- **REQUIRED TASK**
Output the entries verbatim, including every line.

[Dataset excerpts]
>> Start

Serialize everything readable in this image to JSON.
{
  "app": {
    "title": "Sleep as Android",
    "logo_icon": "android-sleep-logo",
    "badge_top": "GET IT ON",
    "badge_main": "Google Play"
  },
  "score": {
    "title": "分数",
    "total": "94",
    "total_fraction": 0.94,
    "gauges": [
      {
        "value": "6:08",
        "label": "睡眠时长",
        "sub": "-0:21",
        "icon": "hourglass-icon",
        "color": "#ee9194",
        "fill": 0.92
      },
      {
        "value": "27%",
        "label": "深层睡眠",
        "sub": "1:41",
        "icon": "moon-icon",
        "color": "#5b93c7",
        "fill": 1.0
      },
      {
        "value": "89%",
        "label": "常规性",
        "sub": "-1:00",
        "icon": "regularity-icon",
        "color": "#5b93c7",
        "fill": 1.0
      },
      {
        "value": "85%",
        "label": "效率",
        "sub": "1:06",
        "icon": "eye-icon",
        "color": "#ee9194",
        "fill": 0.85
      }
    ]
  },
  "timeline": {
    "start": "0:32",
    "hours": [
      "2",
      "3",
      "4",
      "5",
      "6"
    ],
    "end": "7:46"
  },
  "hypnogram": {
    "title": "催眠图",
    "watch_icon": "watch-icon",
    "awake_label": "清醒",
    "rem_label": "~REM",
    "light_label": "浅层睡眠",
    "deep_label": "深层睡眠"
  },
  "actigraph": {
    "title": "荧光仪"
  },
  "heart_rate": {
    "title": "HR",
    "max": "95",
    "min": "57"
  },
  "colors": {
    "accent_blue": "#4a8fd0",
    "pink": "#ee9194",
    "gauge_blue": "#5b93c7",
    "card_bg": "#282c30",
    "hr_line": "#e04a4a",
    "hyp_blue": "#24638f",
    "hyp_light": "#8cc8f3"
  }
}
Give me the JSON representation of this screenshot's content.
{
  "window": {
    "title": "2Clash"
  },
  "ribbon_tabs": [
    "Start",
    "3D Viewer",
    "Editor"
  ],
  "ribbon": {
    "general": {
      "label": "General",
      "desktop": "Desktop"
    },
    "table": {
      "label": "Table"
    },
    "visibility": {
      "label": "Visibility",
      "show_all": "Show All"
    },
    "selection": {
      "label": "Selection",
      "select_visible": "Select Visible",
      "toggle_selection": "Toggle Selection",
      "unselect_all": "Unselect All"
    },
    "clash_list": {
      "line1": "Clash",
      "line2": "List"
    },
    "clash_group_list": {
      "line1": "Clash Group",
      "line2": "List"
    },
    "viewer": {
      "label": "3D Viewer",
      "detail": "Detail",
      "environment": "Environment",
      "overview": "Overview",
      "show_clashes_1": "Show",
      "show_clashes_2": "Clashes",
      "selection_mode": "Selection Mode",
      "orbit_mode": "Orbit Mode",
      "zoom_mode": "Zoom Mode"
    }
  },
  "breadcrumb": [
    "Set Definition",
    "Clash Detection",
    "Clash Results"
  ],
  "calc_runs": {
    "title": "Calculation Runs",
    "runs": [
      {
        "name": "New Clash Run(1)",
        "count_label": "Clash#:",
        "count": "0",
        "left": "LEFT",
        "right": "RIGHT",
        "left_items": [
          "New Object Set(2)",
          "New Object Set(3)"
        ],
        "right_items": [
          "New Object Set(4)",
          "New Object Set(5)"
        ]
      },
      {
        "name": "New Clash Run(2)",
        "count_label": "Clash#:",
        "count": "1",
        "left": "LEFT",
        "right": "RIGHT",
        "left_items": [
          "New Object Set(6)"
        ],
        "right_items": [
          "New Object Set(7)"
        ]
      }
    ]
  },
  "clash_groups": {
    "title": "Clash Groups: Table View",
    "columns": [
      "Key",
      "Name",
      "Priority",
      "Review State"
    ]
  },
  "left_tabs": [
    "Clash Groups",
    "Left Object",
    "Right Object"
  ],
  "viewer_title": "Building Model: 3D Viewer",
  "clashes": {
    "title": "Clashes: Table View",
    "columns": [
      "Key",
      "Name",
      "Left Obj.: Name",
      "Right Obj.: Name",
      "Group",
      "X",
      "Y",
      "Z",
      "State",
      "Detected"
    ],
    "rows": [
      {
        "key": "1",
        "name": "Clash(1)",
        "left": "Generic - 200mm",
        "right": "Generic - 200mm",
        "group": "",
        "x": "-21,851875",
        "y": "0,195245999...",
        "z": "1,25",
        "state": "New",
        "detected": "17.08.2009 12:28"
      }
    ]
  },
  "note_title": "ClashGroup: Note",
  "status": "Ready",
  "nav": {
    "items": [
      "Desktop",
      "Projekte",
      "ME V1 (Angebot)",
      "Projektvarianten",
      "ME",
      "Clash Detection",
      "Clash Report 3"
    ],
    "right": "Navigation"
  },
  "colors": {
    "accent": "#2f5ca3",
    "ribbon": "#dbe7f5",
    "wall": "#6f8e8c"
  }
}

>> End

- **FINISHED EXERCISE**
Serialize everything readable in this image to JSON.
{
  "app": {
    "title": "Sleep as Android",
    "logo_icon": "android-sleep-logo",
    "badge_top": "GET IT ON",
    "badge_main": "Google Play"
  },
  "score": {
    "title": "分数",
    "total": "94",
    "total_fraction": 0.94,
    "gauges": [
      {
        "value": "6:08",
        "label": "睡眠时长",
        "sub": "-0:21",
        "icon": "hourglass-icon",
        "color": "#ee9194",
        "fill": 0.92
      },
      {
        "value": "27%",
        "label": "深层睡眠",
        "sub": "1:41",
        "icon": "moon-icon",
        "color": "#5b93c7",
        "fill": 1.0
      },
      {
        "value": "89%",
        "label": "常规性",
        "sub": "-1:00",
        "icon": "regularity-icon",
        "color": "#5b93c7",
        "fill": 1.0
      },
      {
        "value": "85%",
        "label": "效率",
        "sub": "1:06",
        "icon": "eye-icon",
        "color": "#ee9194",
        "fill": 0.85
      }
    ]
  },
  "timeline": {
    "start": "0:32",
    "hours": [
      "2",
      "3",
      "4",
      "5",
      "6"
    ],
    "end": "7:46"
  },
  "hypnogram": {
    "title": "催眠图",
    "watch_icon": "watch-icon",
    "awake_label": "清醒",
    "rem_label": "~REM",
    "light_label": "浅层睡眠",
    "deep_label": "深层睡眠"
  },
  "actigraph": {
    "title": "荧光仪"
  },
  "heart_rate": {
    "title": "HR",
    "max": "95",
    "min": "57"
  },
  "colors": {
    "accent_blue": "#4a8fd0",
    "pink": "#ee9194",
    "gauge_blue": "#5b93c7",
    "card_bg": "#282c30",
    "hr_line": "#e04a4a",
    "hyp_blue": "#24638f",
    "hyp_light": "#8cc8f3"
  }
}
Give me the JSON representation of this screenshot's content.
{
  "window": {
    "title": "2Clash"
  },
  "ribbon_tabs": [
    "Start",
    "3D Viewer",
    "Editor"
  ],
  "ribbon": {
    "general": {
      "label": "General",
      "desktop": "Desktop"
    },
    "table": {
      "label": "Table"
    },
    "visibility": {
      "label": "Visibility",
      "show_all": "Show All"
    },
    "selection": {
      "label": "Selection",
      "select_visible": "Select Visible",
      "toggle_selection": "Toggle Selection",
      "unselect_all": "Unselect All"
    },
    "clash_list": {
      "line1": "Clash",
      "line2": "List"
    },
    "clash_group_list": {
      "line1": "Clash Group",
      "line2": "List"
    },
    "viewer": {
      "label": "3D Viewer",
      "detail": "Detail",
      "environment": "Environment",
      "overview": "Overview",
      "show_clashes_1": "Show",
      "show_clashes_2": "Clashes",
      "selection_mode": "Selection Mode",
      "orbit_mode": "Orbit Mode",
      "zoom_mode": "Zoom Mode"
    }
  },
  "breadcrumb": [
    "Set Definition",
    "Clash Detection",
    "Clash Results"
  ],
  "calc_runs": {
    "title": "Calculation Runs",
    "runs": [
      {
        "name": "New Clash Run(1)",
        "count_label": "Clash#:",
        "count": "0",
        "left": "LEFT",
        "right": "RIGHT",
        "left_items": [
          "New Object Set(2)",
          "New Object Set(3)"
        ],
        "right_items": [
          "New Object Set(4)",
          "New Object Set(5)"
        ]
      },
      {
        "name": "New Clash Run(2)",
        "count_label": "Clash#:",
        "count": "1",
        "left": "LEFT",
        "right": "RIGHT",
        "left_items": [
          "New Object Set(6)"
        ],
        "right_items": [
          "New Object Set(7)"
        ]
      }
    ]
  },
  "clash_groups": {
    "title": "Clash Groups: Table View",
    "columns": [
      "Key",
      "Name",
      "Priority",
      "Review State"
    ]
  },
  "left_tabs": [
    "Clash Groups",
    "Left Object",
    "Right Object"
  ],
  "viewer_title": "Building Model: 3D Viewer",
  "clashes": {
    "title": "Clashes: Table View",
    "columns": [
      "Key",
      "Name",
      "Left Obj.: Name",
      "Right Obj.: Name",
      "Group",
      "X",
      "Y",
      "Z",
      "State",
      "Detected"
    ],
    "rows": [
      {
        "key": "1",
        "name": "Clash(1)",
        "left": "Generic - 200mm",
        "right": "Generic - 200mm",
        "group": "",
        "x": "-21,851875",
        "y": "0,195245999...",
        "z": "1,25",
        "state": "New",
        "detected": "17.08.2009 12:28"
      }
    ]
  },
  "note_title": "ClashGroup: Note",
  "status": "Ready",
  "nav": {
    "items": [
      "Desktop",
      "Projekte",
      "ME V1 (Angebot)",
      "Projektvarianten",
      "ME",
      "Clash Detection",
      "Clash Report 3"
    ],
    "right": "Navigation"
  },
  "colors": {
    "accent": "#2f5ca3",
    "ribbon": "#dbe7f5",
    "wall": "#6f8e8c"
  }
}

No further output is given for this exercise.